◆ Required work ◆
Recast the listing as a Markdown table with the columns Row and Line: put a running row number under Row and each line's text under Line, and skip any blank lines. Begin at the start of the listing and stop after the line that contains "63, 442, 113]".

◆ Information shown ◆
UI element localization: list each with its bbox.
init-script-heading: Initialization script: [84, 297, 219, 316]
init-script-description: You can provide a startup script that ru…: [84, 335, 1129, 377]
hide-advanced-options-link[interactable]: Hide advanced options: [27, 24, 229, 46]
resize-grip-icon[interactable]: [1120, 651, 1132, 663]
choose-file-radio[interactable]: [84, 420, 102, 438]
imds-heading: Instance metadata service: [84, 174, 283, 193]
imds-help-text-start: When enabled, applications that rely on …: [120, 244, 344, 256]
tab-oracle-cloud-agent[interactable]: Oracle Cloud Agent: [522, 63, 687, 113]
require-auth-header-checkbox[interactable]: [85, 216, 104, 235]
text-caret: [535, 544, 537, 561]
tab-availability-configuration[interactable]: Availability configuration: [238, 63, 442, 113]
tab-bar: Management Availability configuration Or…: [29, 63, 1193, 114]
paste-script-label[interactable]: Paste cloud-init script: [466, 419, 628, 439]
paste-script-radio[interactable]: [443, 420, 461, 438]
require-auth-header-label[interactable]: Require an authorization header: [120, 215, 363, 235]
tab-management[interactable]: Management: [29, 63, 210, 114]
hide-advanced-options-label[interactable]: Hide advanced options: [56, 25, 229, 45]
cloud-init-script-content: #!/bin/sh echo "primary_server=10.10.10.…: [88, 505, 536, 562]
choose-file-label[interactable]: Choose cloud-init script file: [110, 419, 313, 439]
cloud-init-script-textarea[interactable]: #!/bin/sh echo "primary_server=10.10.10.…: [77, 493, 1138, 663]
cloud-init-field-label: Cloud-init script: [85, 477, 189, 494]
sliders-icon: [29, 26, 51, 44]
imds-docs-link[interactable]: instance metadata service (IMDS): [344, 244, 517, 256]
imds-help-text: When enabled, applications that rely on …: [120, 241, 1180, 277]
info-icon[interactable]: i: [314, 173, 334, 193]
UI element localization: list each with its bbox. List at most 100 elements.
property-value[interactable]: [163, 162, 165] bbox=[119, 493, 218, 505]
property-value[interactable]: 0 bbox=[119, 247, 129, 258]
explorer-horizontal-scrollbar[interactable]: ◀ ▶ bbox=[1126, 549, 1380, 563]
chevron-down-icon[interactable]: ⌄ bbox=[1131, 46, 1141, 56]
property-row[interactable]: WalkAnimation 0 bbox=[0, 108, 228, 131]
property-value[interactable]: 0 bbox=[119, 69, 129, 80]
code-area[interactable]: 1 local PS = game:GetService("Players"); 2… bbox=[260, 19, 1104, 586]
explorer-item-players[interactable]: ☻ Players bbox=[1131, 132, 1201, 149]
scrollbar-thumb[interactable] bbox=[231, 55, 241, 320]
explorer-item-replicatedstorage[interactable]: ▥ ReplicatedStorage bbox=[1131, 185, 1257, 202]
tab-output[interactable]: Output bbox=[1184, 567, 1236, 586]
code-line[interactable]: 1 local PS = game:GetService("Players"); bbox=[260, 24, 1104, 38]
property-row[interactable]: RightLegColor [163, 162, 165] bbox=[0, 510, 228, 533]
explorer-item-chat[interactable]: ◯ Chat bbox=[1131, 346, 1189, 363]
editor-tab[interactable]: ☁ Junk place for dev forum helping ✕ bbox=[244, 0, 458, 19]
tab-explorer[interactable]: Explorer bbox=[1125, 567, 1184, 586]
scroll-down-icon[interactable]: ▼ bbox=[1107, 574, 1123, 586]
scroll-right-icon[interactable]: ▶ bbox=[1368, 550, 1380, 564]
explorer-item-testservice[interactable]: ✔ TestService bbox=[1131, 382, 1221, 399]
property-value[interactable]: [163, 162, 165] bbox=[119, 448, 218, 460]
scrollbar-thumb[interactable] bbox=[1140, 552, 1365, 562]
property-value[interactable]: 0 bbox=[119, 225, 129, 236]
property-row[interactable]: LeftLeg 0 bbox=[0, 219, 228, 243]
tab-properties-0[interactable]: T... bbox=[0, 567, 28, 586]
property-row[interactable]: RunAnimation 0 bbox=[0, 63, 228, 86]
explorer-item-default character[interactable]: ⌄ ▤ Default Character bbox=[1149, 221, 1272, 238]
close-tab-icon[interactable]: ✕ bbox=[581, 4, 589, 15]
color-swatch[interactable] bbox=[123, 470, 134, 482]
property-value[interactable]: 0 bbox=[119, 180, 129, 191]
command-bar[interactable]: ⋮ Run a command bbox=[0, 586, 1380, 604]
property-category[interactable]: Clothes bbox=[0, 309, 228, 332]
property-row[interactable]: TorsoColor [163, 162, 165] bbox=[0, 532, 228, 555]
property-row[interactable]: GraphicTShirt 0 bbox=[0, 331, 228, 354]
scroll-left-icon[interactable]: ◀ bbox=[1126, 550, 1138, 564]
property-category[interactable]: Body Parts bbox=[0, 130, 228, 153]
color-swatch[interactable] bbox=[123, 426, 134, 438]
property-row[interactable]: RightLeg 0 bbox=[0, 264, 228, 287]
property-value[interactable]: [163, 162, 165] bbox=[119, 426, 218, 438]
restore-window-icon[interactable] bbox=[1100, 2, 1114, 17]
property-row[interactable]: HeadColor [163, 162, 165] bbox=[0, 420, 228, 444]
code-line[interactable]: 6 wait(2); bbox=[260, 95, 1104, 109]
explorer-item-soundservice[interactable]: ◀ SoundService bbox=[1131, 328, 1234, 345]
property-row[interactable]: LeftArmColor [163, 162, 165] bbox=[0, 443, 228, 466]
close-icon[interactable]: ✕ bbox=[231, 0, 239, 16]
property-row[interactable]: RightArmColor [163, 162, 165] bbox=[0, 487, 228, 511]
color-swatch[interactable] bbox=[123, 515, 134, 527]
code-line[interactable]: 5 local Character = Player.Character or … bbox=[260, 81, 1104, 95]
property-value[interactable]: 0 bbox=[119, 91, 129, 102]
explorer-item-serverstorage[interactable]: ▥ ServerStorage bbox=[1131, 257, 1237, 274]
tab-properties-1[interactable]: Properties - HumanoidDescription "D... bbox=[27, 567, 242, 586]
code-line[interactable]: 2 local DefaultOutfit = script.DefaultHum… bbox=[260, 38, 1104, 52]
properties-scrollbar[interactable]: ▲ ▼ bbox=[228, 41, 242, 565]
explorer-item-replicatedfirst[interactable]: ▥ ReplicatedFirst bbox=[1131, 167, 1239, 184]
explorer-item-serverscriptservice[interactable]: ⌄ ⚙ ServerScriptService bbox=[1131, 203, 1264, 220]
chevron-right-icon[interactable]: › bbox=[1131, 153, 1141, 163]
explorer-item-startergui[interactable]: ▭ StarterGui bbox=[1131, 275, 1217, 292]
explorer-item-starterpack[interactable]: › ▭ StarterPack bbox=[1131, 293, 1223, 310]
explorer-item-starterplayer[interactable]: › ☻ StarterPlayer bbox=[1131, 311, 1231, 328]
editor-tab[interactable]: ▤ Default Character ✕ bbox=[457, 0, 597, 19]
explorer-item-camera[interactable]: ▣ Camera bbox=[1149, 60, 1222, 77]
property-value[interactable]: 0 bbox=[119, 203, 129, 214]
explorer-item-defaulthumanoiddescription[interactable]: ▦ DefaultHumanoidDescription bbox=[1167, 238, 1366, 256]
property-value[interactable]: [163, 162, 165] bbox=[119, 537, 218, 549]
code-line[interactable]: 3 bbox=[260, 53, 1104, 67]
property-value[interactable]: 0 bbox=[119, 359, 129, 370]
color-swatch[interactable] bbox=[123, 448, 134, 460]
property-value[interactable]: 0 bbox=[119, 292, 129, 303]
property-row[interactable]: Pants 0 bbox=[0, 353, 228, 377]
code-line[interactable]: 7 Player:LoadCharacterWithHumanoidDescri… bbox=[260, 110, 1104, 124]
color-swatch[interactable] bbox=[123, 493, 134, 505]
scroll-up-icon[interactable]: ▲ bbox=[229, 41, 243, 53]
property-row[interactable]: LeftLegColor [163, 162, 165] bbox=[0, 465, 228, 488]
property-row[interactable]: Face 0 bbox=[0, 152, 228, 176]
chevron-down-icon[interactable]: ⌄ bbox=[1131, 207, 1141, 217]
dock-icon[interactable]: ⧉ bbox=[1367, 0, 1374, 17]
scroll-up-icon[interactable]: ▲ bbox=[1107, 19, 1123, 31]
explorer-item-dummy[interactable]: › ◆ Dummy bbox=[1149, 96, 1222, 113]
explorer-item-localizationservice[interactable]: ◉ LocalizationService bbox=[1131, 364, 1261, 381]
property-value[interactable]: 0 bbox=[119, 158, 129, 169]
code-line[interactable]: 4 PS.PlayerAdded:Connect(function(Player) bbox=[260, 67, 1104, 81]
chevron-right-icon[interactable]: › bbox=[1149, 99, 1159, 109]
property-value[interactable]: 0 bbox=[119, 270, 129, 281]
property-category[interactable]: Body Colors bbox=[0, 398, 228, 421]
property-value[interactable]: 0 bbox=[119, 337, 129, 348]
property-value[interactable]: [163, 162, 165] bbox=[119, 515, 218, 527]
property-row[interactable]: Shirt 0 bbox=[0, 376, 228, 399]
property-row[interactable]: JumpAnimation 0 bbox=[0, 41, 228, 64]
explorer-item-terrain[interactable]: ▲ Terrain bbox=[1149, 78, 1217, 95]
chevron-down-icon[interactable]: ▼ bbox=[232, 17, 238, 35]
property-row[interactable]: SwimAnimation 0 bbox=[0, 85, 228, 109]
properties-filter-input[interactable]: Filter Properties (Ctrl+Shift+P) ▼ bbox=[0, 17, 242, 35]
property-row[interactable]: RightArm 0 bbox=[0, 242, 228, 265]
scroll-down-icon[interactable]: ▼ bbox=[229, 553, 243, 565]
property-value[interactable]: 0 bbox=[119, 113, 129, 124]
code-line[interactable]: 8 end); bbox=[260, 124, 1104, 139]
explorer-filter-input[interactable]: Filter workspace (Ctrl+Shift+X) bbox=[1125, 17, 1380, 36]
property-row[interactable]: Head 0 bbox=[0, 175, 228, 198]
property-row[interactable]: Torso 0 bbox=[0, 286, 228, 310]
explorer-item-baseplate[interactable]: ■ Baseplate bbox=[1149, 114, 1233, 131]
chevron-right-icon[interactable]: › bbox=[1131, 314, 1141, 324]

◆ Full output ◆
| Row | Line |
|---|---|
| 1 | UI element localization: list each with its bbox. |
| 2 | init-script-heading: Initialization script: [84, 297, 219, 316] |
| 3 | init-script-description: You can provide a startup script that ru…: [84, 335, 1129, 377] |
| 4 | hide-advanced-options-link[interactable]: Hide advanced options: [27, 24, 229, 46] |
| 5 | resize-grip-icon[interactable]: [1120, 651, 1132, 663] |
| 6 | choose-file-radio[interactable]: [84, 420, 102, 438] |
| 7 | imds-heading: Instance metadata service: [84, 174, 283, 193] |
| 8 | imds-help-text-start: When enabled, applications that rely on …: [120, 244, 344, 256] |
| 9 | tab-oracle-cloud-agent[interactable]: Oracle Cloud Agent: [522, 63, 687, 113] |
| 10 | require-auth-header-checkbox[interactable]: [85, 216, 104, 235] |
| 11 | text-caret: [535, 544, 537, 561] |
| 12 | tab-availability-configuration[interactable]: Availability configuration: [238, 63, 442, 113] |